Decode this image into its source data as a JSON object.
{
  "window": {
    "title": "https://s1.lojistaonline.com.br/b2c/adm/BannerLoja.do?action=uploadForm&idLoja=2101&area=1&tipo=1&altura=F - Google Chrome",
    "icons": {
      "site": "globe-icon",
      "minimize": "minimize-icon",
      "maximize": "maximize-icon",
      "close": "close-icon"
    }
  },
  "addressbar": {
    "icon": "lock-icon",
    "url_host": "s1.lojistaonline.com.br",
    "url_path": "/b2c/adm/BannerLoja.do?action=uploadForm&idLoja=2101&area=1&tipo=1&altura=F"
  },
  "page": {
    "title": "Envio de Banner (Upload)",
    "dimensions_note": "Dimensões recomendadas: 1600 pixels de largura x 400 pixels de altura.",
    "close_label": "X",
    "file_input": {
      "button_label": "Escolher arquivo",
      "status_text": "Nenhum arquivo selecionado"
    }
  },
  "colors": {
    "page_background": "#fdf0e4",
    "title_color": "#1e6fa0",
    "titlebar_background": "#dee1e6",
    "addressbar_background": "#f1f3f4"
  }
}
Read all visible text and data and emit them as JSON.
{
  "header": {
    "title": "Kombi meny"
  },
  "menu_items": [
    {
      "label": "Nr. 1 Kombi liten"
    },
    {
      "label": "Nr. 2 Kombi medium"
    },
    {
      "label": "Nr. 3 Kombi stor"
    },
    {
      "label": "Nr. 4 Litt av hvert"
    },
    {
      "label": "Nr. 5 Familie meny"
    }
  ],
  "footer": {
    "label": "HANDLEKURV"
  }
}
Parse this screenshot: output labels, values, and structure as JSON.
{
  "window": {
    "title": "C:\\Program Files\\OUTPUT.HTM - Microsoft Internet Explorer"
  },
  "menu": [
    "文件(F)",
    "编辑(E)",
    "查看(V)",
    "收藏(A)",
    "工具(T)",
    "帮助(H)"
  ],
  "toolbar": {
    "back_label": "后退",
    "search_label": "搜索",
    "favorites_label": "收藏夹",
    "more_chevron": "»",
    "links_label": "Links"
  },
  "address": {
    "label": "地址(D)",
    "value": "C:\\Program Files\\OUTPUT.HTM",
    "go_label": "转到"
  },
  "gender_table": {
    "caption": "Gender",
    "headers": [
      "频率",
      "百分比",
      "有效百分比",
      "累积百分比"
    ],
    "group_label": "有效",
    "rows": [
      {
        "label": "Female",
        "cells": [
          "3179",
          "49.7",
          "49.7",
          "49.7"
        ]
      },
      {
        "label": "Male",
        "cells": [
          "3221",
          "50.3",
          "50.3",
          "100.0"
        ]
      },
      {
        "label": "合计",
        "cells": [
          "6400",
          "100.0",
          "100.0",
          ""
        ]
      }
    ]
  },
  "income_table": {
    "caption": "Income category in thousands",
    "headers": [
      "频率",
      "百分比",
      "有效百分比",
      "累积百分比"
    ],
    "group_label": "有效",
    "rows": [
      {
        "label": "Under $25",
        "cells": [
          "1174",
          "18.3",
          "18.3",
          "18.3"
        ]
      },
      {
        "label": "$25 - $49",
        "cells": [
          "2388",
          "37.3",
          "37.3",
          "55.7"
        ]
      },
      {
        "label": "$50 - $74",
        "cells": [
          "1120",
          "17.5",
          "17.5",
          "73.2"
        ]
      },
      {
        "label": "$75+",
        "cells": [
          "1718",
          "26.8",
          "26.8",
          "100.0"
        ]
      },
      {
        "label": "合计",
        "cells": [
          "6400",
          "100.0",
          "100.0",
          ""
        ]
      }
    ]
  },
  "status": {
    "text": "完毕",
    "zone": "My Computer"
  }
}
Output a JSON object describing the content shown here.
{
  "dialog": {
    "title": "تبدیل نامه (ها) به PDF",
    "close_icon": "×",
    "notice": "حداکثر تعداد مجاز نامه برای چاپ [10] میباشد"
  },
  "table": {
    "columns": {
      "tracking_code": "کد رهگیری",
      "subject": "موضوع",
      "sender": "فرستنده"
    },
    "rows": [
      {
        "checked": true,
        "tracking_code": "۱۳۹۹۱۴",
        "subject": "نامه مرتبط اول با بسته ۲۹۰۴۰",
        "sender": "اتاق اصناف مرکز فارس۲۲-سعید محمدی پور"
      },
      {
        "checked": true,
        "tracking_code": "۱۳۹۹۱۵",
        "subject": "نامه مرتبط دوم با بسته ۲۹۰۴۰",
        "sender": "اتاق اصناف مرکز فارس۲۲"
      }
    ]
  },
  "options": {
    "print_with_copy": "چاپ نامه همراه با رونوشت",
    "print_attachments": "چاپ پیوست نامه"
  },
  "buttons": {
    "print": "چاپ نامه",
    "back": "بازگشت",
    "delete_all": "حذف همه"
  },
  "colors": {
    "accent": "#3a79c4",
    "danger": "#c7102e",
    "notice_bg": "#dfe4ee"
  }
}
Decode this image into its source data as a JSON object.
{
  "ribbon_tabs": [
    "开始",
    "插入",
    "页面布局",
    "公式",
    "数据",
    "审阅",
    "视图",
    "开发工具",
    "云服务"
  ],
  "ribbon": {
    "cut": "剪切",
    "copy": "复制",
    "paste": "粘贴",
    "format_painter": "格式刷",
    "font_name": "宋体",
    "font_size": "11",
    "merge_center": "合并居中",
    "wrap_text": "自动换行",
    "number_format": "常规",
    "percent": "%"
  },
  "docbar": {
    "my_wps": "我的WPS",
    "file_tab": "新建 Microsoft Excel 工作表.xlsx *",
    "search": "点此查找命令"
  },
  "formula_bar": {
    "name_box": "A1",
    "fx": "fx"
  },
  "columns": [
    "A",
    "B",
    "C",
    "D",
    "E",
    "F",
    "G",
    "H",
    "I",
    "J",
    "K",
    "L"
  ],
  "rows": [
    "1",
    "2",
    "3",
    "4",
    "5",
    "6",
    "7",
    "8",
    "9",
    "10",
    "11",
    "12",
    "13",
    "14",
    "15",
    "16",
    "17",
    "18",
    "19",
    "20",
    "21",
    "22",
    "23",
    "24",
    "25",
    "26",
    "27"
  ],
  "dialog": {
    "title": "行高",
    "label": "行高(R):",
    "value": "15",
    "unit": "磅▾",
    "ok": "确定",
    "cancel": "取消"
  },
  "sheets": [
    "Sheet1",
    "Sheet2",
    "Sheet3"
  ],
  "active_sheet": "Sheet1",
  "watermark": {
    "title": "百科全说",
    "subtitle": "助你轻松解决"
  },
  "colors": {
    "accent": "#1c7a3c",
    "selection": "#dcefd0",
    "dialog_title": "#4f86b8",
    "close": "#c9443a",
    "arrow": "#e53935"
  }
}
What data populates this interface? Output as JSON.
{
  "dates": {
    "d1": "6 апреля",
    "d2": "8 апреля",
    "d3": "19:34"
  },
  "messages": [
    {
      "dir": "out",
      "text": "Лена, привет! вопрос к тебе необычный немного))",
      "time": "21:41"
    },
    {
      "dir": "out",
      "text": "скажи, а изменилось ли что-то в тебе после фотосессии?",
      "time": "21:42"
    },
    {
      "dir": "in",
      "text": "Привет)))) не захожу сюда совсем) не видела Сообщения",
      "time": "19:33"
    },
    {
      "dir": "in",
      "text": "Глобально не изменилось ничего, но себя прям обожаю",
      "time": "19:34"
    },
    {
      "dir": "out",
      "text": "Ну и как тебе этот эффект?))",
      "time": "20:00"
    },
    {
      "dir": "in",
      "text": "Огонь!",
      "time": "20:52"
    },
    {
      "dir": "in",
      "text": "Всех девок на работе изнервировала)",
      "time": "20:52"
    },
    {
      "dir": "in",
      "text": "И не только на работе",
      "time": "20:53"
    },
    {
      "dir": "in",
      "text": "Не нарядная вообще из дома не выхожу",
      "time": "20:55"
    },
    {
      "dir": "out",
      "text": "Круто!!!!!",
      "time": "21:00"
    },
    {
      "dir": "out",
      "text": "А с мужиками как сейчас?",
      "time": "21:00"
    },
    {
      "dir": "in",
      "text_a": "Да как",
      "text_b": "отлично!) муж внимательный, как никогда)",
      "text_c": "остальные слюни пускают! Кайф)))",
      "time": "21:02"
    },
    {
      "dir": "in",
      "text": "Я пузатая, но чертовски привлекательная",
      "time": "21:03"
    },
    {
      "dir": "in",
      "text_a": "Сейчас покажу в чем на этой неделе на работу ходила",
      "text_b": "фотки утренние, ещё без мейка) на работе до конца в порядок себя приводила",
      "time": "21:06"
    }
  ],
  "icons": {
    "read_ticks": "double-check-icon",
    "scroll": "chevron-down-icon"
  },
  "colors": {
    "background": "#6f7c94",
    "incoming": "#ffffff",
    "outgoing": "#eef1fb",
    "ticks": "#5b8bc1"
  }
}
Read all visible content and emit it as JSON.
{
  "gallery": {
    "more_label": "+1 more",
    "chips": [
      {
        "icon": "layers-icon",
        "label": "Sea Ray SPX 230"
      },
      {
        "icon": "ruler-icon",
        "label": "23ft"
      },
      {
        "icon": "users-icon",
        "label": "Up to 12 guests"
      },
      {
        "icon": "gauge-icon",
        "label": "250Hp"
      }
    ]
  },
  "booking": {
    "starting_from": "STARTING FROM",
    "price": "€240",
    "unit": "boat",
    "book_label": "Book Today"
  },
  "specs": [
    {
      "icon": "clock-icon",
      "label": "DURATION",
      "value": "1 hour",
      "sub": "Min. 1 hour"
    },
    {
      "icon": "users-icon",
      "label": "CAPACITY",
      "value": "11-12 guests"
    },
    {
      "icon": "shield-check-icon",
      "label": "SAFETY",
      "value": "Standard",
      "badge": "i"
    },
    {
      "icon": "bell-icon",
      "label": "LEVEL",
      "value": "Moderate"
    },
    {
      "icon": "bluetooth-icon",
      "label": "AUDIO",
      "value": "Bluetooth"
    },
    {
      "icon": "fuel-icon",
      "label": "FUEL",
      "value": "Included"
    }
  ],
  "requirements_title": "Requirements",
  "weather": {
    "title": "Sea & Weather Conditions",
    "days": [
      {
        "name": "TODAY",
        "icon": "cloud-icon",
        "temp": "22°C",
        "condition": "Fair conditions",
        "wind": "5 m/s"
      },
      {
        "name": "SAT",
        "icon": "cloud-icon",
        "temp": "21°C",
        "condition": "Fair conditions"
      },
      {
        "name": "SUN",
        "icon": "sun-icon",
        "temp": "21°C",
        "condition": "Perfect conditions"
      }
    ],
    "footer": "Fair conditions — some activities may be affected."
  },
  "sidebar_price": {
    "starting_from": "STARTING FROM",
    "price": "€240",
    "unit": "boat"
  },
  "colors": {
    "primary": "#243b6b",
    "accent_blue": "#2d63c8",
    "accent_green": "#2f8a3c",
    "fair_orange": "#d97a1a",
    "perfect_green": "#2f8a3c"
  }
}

**Goal**
Copy out all lines above that include the string "BannerLoja".

**The output**
    "title": "https://s1.lojistaonline.com.br/b2c/adm/BannerLoja.do?action=uploadForm&idLoja=2101&area=1&tipo=1&altura=F - Google Chrome",
    "url_path": "/b2c/adm/BannerLoja.do?action=uploadForm&idLoja=2101&area=1&tipo=1&altura=F"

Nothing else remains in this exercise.